(Collected data entries)
"""

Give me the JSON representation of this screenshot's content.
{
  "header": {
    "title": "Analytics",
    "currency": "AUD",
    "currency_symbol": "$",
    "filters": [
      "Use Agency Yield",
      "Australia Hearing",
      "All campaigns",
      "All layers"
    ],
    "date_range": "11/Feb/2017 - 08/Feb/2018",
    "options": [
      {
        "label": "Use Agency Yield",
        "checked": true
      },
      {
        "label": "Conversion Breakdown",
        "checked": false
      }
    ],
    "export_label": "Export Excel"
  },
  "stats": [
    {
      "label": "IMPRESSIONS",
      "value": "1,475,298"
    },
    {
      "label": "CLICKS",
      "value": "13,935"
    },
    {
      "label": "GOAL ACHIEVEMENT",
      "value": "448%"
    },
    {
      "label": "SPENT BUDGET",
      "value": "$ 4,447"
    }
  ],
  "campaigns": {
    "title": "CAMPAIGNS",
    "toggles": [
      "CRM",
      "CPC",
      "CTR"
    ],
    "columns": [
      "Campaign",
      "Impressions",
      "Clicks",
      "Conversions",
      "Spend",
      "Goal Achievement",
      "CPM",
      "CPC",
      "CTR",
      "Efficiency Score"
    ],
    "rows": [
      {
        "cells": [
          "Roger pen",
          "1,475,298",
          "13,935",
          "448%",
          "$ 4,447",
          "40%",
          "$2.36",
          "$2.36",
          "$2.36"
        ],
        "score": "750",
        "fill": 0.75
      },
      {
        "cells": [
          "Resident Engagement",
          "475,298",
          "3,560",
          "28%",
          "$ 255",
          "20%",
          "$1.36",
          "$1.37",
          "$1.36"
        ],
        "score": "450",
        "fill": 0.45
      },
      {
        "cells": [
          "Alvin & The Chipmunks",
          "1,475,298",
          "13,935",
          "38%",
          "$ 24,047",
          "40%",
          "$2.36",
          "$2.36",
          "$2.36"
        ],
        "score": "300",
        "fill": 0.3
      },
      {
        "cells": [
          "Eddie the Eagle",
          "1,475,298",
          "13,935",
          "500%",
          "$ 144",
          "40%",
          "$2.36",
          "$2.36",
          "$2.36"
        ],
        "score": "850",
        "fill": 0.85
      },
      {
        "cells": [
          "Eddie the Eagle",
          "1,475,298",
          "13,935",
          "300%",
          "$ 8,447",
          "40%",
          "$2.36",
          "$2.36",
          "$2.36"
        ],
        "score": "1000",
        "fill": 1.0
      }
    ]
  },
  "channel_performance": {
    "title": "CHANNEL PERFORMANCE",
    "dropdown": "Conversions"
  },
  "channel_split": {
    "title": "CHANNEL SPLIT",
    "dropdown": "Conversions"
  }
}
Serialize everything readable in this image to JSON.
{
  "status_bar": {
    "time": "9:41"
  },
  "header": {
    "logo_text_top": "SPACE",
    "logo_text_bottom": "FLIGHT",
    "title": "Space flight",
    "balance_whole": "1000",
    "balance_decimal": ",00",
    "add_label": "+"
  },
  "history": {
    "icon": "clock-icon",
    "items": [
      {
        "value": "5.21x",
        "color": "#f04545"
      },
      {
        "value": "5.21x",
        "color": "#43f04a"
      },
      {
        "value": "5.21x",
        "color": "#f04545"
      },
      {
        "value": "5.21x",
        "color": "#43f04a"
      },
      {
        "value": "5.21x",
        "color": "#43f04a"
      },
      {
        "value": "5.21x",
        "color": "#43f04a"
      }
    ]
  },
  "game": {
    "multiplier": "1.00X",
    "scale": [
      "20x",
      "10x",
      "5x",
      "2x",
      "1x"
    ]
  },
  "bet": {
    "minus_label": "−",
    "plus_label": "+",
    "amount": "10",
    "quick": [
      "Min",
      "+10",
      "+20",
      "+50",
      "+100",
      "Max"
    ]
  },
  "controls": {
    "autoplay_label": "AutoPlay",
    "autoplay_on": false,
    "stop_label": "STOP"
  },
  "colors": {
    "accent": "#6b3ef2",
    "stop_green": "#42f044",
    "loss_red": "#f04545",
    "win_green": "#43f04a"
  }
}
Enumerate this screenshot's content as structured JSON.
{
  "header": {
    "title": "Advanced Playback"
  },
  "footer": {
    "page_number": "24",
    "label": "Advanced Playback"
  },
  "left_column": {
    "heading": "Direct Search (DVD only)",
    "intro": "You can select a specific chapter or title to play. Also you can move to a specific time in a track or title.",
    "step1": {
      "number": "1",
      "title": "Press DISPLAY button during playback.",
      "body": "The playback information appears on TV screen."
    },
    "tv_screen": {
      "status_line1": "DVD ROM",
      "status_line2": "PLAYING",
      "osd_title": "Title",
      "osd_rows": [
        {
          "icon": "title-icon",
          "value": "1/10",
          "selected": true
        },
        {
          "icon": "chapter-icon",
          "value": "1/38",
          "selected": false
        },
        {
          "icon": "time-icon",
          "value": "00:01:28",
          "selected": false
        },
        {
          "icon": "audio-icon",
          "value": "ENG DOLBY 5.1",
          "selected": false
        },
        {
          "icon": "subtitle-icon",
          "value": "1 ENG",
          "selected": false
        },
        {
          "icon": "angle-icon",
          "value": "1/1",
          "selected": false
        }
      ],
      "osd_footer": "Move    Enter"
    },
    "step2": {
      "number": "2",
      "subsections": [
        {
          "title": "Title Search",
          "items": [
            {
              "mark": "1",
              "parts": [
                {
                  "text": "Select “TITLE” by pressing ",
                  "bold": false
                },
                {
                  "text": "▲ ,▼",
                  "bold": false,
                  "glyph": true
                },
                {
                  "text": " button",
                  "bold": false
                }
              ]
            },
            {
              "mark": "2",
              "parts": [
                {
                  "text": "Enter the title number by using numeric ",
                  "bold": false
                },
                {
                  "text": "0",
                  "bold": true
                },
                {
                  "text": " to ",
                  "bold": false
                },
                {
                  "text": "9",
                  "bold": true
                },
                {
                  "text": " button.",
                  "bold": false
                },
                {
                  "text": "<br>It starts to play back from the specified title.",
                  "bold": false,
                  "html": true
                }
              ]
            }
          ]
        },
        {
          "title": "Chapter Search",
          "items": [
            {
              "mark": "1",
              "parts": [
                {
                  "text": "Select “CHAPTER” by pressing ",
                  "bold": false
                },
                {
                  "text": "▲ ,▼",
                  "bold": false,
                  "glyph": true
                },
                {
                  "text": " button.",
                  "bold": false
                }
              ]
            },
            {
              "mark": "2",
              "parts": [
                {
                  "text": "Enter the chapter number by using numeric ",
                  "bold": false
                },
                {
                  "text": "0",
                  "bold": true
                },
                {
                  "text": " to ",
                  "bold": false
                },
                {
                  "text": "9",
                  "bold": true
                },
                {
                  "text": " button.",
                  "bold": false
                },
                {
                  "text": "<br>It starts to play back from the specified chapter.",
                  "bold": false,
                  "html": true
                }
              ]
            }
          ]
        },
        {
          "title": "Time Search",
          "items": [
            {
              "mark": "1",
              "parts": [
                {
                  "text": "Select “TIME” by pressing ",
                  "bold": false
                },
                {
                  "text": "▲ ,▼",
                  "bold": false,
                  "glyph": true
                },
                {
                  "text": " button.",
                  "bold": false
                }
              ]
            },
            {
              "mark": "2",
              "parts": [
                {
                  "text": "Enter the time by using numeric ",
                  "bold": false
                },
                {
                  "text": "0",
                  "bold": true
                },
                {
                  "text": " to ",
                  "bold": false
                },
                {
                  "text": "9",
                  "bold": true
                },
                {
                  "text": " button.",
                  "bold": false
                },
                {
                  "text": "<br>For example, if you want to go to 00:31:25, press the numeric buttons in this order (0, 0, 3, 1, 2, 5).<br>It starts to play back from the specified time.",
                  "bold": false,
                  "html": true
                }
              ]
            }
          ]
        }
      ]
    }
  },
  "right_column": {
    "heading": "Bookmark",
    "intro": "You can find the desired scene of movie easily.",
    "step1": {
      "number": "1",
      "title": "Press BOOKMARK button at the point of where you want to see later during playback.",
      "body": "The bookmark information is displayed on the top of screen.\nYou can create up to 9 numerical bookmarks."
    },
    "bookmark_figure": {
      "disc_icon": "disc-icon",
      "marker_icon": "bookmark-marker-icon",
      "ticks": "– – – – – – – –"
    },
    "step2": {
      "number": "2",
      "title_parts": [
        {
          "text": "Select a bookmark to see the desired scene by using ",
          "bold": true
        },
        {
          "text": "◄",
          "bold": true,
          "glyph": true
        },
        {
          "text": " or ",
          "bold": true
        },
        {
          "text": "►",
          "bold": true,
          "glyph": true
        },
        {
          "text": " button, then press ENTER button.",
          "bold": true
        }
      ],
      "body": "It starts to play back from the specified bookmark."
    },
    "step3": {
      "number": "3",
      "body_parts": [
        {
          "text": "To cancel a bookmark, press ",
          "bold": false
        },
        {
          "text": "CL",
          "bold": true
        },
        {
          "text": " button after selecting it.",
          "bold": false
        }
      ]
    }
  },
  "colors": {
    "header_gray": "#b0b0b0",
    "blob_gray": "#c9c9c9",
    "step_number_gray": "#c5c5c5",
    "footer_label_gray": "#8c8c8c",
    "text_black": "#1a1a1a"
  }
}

"""

◆ What to do:
Gather and return every line that holds the string "screenshot".

◆ Answer to the problem:
Give me the JSON representation of this screenshot's content.
Enumerate this screenshot's content as structured JSON.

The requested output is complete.